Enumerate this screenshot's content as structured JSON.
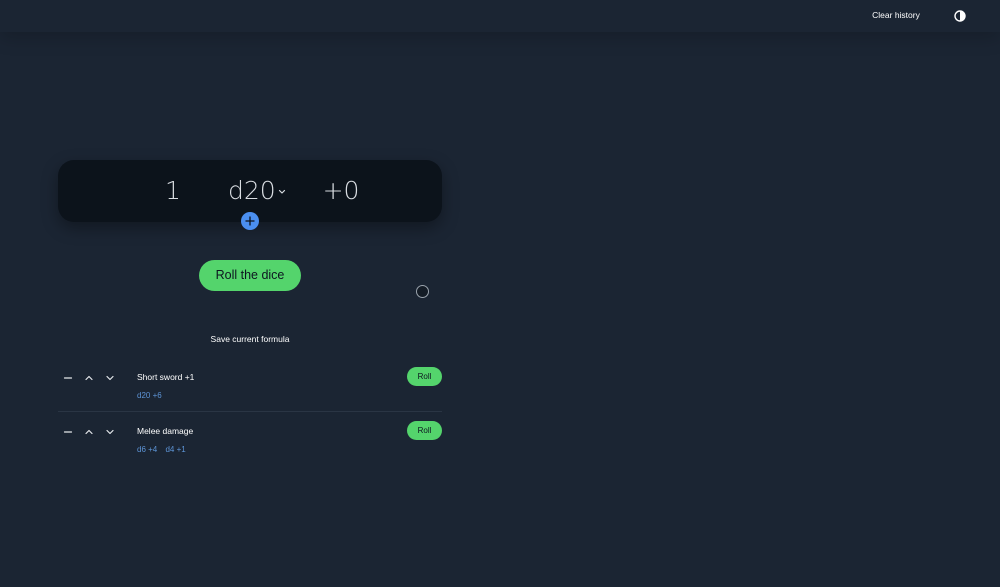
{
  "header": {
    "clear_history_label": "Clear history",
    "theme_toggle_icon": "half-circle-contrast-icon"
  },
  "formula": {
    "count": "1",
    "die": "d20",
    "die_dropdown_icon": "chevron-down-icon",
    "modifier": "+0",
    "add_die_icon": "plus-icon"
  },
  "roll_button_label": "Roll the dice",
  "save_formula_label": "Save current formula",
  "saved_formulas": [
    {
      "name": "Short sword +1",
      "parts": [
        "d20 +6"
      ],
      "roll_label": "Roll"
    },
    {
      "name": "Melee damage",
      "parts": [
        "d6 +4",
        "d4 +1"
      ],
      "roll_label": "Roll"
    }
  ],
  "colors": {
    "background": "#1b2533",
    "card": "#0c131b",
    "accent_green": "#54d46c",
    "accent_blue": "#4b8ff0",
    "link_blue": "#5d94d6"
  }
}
------------
Directions for this task: Quote the material word for word, dropping any images it holds.

Reply to the task:
Enumerate this screenshot's content as structured JSON.
{
  "header": {
    "clear_history_label": "Clear history",
    "theme_toggle_icon": "half-circle-contrast-icon"
  },
  "formula": {
    "count": "1",
    "die": "d20",
    "die_dropdown_icon": "chevron-down-icon",
    "modifier": "+0",
    "add_die_icon": "plus-icon"
  },
  "roll_button_label": "Roll the dice",
  "save_formula_label": "Save current formula",
  "saved_formulas": [
    {
      "name": "Short sword +1",
      "parts": [
        "d20 +6"
      ],
      "roll_label": "Roll"
    },
    {
      "name": "Melee damage",
      "parts": [
        "d6 +4",
        "d4 +1"
      ],
      "roll_label": "Roll"
    }
  ],
  "colors": {
    "background": "#1b2533",
    "card": "#0c131b",
    "accent_green": "#54d46c",
    "accent_blue": "#4b8ff0",
    "link_blue": "#5d94d6"
  }
}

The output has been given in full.